» Short task
Set down all of the data exactly as it appears.

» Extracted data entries
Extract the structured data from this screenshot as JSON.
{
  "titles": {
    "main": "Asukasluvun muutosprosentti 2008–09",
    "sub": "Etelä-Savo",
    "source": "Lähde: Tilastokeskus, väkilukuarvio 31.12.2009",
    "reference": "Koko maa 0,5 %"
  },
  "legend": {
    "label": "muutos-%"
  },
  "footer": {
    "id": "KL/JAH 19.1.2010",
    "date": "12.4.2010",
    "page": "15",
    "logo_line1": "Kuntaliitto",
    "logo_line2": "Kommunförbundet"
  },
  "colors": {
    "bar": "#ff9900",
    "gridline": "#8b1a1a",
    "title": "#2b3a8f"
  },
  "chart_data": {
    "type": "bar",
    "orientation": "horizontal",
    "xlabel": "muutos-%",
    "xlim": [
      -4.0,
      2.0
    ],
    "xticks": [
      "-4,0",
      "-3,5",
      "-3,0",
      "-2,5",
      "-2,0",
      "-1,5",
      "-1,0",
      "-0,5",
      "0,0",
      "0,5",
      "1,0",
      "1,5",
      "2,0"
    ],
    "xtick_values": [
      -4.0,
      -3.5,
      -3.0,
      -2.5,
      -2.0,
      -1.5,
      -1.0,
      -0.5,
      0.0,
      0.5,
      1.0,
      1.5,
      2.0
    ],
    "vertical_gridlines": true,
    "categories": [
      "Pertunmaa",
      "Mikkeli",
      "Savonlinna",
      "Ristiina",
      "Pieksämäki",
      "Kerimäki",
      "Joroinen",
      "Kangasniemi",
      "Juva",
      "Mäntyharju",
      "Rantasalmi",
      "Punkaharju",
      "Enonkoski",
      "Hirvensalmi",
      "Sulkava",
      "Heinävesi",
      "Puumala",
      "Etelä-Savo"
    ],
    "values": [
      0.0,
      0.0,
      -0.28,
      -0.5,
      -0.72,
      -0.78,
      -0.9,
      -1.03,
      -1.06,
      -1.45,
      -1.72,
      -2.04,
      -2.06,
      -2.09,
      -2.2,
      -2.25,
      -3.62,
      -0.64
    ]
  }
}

» Written solution
Extract the structured data from this screenshot as JSON.
{
  "titles": {
    "main": "Asukasluvun muutosprosentti 2008–09",
    "sub": "Etelä-Savo",
    "source": "Lähde: Tilastokeskus, väkilukuarvio 31.12.2009",
    "reference": "Koko maa 0,5 %"
  },
  "legend": {
    "label": "muutos-%"
  },
  "footer": {
    "id": "KL/JAH 19.1.2010",
    "date": "12.4.2010",
    "page": "15",
    "logo_line1": "Kuntaliitto",
    "logo_line2": "Kommunförbundet"
  },
  "colors": {
    "bar": "#ff9900",
    "gridline": "#8b1a1a",
    "title": "#2b3a8f"
  },
  "chart_data": {
    "type": "bar",
    "orientation": "horizontal",
    "xlabel": "muutos-%",
    "xlim": [
      -4.0,
      2.0
    ],
    "xticks": [
      "-4,0",
      "-3,5",
      "-3,0",
      "-2,5",
      "-2,0",
      "-1,5",
      "-1,0",
      "-0,5",
      "0,0",
      "0,5",
      "1,0",
      "1,5",
      "2,0"
    ],
    "xtick_values": [
      -4.0,
      -3.5,
      -3.0,
      -2.5,
      -2.0,
      -1.5,
      -1.0,
      -0.5,
      0.0,
      0.5,
      1.0,
      1.5,
      2.0
    ],
    "vertical_gridlines": true,
    "categories": [
      "Pertunmaa",
      "Mikkeli",
      "Savonlinna",
      "Ristiina",
      "Pieksämäki",
      "Kerimäki",
      "Joroinen",
      "Kangasniemi",
      "Juva",
      "Mäntyharju",
      "Rantasalmi",
      "Punkaharju",
      "Enonkoski",
      "Hirvensalmi",
      "Sulkava",
      "Heinävesi",
      "Puumala",
      "Etelä-Savo"
    ],
    "values": [
      0.0,
      0.0,
      -0.28,
      -0.5,
      -0.72,
      -0.78,
      -0.9,
      -1.03,
      -1.06,
      -1.45,
      -1.72,
      -2.04,
      -2.06,
      -2.09,
      -2.2,
      -2.25,
      -3.62,
      -0.64
    ]
  }
}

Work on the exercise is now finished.